**BRIEF**: Transcribe every entry below word for word, but skip the pictures.

------------------------------------------------

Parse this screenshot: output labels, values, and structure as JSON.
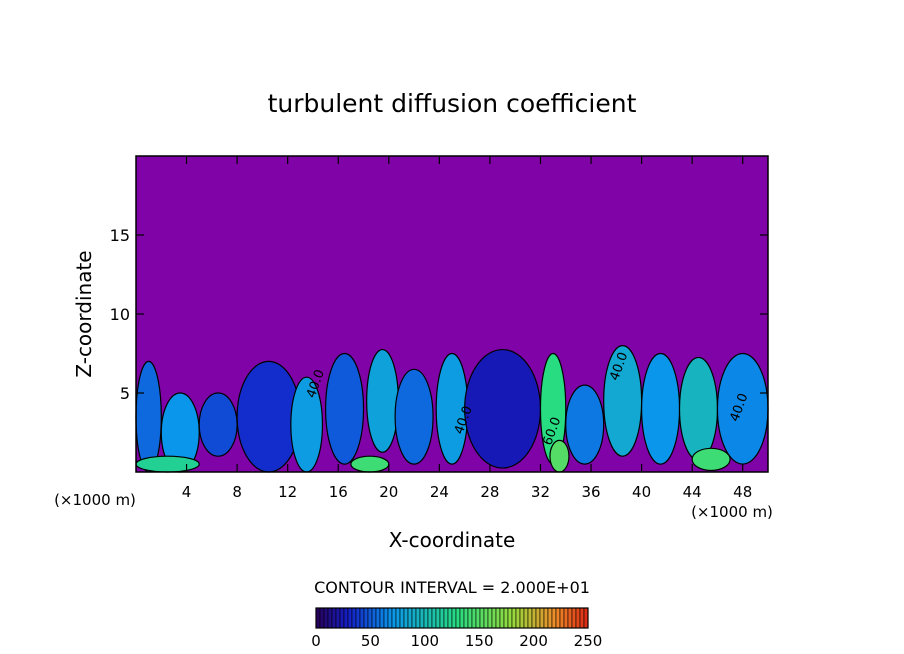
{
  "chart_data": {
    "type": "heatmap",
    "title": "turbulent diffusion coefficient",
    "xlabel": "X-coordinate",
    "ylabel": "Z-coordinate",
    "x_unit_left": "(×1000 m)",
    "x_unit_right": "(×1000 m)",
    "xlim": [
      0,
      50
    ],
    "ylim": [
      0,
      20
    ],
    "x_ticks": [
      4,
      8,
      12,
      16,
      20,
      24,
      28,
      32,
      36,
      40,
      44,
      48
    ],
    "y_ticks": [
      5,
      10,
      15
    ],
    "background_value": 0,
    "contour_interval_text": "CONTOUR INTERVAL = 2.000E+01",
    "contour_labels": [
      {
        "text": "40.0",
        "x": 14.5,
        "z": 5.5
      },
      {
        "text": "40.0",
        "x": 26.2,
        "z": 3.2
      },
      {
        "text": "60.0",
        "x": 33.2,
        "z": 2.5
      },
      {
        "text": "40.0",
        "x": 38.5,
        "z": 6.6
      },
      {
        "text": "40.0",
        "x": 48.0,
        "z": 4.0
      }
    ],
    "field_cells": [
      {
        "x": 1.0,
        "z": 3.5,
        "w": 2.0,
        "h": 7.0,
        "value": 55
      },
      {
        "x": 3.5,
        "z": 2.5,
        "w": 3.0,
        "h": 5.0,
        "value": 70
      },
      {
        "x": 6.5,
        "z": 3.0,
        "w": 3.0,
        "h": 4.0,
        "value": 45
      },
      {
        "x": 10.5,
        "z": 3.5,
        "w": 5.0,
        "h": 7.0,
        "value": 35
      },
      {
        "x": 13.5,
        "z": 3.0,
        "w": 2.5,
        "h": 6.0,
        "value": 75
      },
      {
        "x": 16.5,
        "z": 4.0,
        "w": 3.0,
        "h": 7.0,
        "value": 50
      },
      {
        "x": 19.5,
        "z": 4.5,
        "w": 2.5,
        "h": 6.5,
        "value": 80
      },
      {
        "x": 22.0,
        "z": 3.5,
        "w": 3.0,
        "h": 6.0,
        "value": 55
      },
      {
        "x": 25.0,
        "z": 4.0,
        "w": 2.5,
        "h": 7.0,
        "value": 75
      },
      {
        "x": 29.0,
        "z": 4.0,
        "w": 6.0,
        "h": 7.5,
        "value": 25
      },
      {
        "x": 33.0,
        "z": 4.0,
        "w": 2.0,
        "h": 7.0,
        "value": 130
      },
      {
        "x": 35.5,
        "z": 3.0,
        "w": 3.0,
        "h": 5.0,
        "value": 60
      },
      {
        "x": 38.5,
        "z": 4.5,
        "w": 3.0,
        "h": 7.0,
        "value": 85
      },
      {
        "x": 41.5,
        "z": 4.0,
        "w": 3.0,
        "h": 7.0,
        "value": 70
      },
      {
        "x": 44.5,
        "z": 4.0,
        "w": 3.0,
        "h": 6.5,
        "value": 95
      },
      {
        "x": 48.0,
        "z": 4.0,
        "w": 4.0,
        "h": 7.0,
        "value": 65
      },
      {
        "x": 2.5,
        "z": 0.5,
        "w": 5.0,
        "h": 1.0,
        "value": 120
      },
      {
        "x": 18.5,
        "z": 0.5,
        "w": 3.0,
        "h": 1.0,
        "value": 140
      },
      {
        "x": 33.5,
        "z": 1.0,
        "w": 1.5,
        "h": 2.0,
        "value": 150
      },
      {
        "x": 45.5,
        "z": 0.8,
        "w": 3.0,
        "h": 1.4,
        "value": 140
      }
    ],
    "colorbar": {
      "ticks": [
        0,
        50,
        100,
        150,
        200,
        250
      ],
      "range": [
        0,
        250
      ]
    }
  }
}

------------------------------------------------

**SOLUTION TO THIS TASK**:
Parse this screenshot: output labels, values, and structure as JSON.
{
  "chart_data": {
    "type": "heatmap",
    "title": "turbulent diffusion coefficient",
    "xlabel": "X-coordinate",
    "ylabel": "Z-coordinate",
    "x_unit_left": "(×1000 m)",
    "x_unit_right": "(×1000 m)",
    "xlim": [
      0,
      50
    ],
    "ylim": [
      0,
      20
    ],
    "x_ticks": [
      4,
      8,
      12,
      16,
      20,
      24,
      28,
      32,
      36,
      40,
      44,
      48
    ],
    "y_ticks": [
      5,
      10,
      15
    ],
    "background_value": 0,
    "contour_interval_text": "CONTOUR INTERVAL = 2.000E+01",
    "contour_labels": [
      {
        "text": "40.0",
        "x": 14.5,
        "z": 5.5
      },
      {
        "text": "40.0",
        "x": 26.2,
        "z": 3.2
      },
      {
        "text": "60.0",
        "x": 33.2,
        "z": 2.5
      },
      {
        "text": "40.0",
        "x": 38.5,
        "z": 6.6
      },
      {
        "text": "40.0",
        "x": 48.0,
        "z": 4.0
      }
    ],
    "field_cells": [
      {
        "x": 1.0,
        "z": 3.5,
        "w": 2.0,
        "h": 7.0,
        "value": 55
      },
      {
        "x": 3.5,
        "z": 2.5,
        "w": 3.0,
        "h": 5.0,
        "value": 70
      },
      {
        "x": 6.5,
        "z": 3.0,
        "w": 3.0,
        "h": 4.0,
        "value": 45
      },
      {
        "x": 10.5,
        "z": 3.5,
        "w": 5.0,
        "h": 7.0,
        "value": 35
      },
      {
        "x": 13.5,
        "z": 3.0,
        "w": 2.5,
        "h": 6.0,
        "value": 75
      },
      {
        "x": 16.5,
        "z": 4.0,
        "w": 3.0,
        "h": 7.0,
        "value": 50
      },
      {
        "x": 19.5,
        "z": 4.5,
        "w": 2.5,
        "h": 6.5,
        "value": 80
      },
      {
        "x": 22.0,
        "z": 3.5,
        "w": 3.0,
        "h": 6.0,
        "value": 55
      },
      {
        "x": 25.0,
        "z": 4.0,
        "w": 2.5,
        "h": 7.0,
        "value": 75
      },
      {
        "x": 29.0,
        "z": 4.0,
        "w": 6.0,
        "h": 7.5,
        "value": 25
      },
      {
        "x": 33.0,
        "z": 4.0,
        "w": 2.0,
        "h": 7.0,
        "value": 130
      },
      {
        "x": 35.5,
        "z": 3.0,
        "w": 3.0,
        "h": 5.0,
        "value": 60
      },
      {
        "x": 38.5,
        "z": 4.5,
        "w": 3.0,
        "h": 7.0,
        "value": 85
      },
      {
        "x": 41.5,
        "z": 4.0,
        "w": 3.0,
        "h": 7.0,
        "value": 70
      },
      {
        "x": 44.5,
        "z": 4.0,
        "w": 3.0,
        "h": 6.5,
        "value": 95
      },
      {
        "x": 48.0,
        "z": 4.0,
        "w": 4.0,
        "h": 7.0,
        "value": 65
      },
      {
        "x": 2.5,
        "z": 0.5,
        "w": 5.0,
        "h": 1.0,
        "value": 120
      },
      {
        "x": 18.5,
        "z": 0.5,
        "w": 3.0,
        "h": 1.0,
        "value": 140
      },
      {
        "x": 33.5,
        "z": 1.0,
        "w": 1.5,
        "h": 2.0,
        "value": 150
      },
      {
        "x": 45.5,
        "z": 0.8,
        "w": 3.0,
        "h": 1.4,
        "value": 140
      }
    ],
    "colorbar": {
      "ticks": [
        0,
        50,
        100,
        150,
        200,
        250
      ],
      "range": [
        0,
        250
      ]
    }
  }
}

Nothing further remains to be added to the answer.